## Begin Raw data

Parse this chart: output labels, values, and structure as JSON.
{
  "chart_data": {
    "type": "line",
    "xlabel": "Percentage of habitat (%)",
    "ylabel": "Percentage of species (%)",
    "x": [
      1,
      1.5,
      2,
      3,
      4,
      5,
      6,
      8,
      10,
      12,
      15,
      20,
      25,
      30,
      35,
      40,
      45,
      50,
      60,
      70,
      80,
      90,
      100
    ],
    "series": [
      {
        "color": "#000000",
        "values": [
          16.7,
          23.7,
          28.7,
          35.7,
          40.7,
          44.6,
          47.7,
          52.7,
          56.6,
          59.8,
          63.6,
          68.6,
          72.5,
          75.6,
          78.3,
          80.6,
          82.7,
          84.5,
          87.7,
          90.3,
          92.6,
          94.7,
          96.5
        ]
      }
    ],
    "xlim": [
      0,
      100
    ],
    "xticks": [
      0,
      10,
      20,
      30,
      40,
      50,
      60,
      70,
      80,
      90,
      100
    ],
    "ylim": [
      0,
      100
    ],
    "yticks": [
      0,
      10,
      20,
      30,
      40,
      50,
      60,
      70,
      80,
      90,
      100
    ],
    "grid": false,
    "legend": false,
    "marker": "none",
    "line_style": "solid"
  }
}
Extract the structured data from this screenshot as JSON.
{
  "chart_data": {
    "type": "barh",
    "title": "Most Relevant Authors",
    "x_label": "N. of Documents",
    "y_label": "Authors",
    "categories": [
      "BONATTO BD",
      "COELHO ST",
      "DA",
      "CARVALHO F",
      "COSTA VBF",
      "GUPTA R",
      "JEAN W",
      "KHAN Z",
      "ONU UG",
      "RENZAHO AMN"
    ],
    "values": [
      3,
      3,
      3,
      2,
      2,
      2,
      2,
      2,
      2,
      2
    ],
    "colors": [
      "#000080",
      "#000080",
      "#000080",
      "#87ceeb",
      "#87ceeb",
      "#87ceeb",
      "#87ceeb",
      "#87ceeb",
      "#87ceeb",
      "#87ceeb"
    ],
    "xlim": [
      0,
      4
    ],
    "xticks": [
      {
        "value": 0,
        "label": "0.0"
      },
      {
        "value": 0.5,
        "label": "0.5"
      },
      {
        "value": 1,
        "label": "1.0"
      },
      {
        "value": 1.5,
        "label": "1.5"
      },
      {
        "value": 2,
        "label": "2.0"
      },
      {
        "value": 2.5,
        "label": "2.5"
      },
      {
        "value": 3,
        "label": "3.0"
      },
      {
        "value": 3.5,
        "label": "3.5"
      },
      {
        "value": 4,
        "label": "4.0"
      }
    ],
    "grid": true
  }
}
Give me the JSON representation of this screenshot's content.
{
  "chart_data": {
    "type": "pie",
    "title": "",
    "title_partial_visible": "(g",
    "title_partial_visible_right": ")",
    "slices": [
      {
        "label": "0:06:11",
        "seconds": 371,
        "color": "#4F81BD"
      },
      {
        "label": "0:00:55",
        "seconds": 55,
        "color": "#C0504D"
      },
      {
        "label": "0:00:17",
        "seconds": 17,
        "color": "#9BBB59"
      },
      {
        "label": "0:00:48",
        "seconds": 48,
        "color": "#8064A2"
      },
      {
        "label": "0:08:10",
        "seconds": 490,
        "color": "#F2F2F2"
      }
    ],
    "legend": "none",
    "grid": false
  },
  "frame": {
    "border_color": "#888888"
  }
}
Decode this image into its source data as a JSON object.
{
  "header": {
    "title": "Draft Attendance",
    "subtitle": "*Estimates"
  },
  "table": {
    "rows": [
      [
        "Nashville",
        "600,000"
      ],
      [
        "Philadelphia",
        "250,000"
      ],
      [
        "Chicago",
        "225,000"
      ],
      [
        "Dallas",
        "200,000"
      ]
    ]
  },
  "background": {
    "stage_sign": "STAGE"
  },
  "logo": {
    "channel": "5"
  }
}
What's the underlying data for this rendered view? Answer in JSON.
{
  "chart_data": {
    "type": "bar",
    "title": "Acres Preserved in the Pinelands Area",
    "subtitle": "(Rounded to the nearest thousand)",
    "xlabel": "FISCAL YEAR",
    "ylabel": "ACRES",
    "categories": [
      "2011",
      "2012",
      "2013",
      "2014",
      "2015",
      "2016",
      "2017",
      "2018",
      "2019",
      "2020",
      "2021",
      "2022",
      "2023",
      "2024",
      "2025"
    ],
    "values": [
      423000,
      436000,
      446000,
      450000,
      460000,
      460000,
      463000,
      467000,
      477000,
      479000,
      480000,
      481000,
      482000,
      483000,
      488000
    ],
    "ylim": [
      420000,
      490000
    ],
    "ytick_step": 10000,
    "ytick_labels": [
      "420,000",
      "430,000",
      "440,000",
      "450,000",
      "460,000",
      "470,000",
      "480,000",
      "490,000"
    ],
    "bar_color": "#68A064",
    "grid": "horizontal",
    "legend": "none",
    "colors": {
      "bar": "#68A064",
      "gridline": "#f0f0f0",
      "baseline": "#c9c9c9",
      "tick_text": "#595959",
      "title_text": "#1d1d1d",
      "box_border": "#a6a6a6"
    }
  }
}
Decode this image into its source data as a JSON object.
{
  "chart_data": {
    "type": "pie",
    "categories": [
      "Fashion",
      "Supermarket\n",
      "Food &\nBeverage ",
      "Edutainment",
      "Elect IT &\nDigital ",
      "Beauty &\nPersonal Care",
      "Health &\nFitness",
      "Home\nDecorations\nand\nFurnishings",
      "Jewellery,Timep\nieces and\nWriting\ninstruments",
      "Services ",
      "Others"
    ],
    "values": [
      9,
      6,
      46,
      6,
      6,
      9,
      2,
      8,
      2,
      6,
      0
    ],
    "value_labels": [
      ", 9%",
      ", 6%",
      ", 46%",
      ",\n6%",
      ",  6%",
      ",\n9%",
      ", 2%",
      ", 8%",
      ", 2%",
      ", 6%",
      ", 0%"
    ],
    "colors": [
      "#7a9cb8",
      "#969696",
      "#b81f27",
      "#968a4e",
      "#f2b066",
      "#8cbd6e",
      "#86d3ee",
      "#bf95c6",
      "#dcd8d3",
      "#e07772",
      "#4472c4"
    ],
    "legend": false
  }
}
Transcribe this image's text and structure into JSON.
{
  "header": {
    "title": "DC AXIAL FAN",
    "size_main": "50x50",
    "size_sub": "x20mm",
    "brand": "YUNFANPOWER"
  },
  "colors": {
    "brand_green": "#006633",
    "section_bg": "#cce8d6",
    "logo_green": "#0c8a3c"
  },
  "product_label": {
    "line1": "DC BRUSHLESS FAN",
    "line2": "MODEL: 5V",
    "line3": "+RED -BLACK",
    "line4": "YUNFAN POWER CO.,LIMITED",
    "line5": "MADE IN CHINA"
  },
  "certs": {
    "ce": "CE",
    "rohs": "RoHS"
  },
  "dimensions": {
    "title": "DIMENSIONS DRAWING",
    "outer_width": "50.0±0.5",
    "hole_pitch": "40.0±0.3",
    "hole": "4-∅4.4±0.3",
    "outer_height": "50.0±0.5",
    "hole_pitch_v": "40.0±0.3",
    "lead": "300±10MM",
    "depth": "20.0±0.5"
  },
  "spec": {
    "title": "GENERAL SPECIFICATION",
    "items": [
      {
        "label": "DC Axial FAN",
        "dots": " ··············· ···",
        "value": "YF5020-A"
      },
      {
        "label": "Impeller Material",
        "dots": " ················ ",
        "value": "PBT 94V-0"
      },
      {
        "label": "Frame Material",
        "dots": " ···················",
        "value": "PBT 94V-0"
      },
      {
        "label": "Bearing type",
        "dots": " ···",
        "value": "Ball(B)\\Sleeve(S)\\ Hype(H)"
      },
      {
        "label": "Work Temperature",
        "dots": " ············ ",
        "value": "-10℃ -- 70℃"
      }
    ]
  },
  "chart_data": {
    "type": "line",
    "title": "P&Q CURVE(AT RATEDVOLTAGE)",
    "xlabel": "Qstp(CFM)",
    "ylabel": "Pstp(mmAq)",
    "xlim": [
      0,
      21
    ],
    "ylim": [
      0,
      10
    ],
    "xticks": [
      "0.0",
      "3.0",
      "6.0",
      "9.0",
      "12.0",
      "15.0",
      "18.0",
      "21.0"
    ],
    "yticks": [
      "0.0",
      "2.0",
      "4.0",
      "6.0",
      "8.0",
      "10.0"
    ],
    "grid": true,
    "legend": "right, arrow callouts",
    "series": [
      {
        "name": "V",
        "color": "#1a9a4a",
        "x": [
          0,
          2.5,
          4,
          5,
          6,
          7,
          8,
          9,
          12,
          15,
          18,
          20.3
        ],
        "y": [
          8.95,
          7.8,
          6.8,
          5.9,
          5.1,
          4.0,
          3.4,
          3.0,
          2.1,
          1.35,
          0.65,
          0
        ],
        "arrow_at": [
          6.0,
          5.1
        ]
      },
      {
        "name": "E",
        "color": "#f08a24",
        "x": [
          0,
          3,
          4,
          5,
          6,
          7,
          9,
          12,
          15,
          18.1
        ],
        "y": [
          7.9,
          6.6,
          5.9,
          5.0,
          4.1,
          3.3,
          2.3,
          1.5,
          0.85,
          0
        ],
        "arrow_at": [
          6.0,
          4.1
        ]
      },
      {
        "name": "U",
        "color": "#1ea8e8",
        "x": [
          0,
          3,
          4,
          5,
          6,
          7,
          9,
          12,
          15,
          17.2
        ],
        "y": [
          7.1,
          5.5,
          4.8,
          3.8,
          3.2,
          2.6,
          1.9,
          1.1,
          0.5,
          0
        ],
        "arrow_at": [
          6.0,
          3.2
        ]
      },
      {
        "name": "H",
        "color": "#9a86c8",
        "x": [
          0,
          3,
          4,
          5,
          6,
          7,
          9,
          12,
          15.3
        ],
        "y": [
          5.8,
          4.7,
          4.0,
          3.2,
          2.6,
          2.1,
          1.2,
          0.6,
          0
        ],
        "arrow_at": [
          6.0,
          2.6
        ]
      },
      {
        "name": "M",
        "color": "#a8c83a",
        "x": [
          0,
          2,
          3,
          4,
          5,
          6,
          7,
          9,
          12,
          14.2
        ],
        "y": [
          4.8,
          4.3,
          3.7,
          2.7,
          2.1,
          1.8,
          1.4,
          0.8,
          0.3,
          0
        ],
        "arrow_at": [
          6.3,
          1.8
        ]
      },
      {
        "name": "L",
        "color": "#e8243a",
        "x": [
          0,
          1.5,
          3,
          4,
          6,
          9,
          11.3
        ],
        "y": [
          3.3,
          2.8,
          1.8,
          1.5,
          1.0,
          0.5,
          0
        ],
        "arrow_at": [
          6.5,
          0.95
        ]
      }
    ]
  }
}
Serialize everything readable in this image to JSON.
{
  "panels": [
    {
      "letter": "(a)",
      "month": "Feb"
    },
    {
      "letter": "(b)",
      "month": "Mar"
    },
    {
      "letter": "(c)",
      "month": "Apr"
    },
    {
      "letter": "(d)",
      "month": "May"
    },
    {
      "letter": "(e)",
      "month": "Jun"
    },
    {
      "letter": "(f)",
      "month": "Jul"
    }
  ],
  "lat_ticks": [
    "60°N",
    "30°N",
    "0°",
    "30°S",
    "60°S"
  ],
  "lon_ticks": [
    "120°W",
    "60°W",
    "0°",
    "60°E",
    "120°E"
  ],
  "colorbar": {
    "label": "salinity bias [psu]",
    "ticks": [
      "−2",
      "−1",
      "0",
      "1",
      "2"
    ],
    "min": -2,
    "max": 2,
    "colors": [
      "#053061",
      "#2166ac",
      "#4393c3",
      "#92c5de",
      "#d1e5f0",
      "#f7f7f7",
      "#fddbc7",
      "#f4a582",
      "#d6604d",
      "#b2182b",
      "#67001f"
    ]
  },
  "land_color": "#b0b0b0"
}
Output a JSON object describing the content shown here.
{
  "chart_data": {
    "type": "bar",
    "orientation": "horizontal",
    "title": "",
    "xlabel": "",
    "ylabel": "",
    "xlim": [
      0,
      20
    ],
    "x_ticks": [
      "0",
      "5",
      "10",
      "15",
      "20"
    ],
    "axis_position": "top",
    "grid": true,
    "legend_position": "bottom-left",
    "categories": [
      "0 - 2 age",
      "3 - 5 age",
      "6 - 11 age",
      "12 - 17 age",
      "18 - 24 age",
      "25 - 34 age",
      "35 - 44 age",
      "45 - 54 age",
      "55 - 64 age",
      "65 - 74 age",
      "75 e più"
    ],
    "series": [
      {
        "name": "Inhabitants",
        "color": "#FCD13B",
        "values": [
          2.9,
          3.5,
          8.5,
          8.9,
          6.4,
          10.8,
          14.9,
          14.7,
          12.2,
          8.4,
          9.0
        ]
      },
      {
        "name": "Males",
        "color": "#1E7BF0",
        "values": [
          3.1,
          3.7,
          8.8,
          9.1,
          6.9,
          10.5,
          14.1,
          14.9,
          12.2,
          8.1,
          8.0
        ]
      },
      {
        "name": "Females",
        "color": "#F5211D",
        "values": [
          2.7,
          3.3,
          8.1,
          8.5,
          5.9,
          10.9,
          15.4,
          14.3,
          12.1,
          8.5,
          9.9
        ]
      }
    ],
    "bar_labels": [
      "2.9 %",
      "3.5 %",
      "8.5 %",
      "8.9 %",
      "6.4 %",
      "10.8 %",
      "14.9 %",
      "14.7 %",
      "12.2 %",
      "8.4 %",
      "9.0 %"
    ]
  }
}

## End Raw data

# [Goal]
Look through the entries above. Extract each line with the word "ylabel".

# [Output of the exercise]
    "ylabel": "Percentage of species (%)",
    "ylabel": "ACRES",
    "ylabel": "Pstp(mmAq)",
    "ylabel": "",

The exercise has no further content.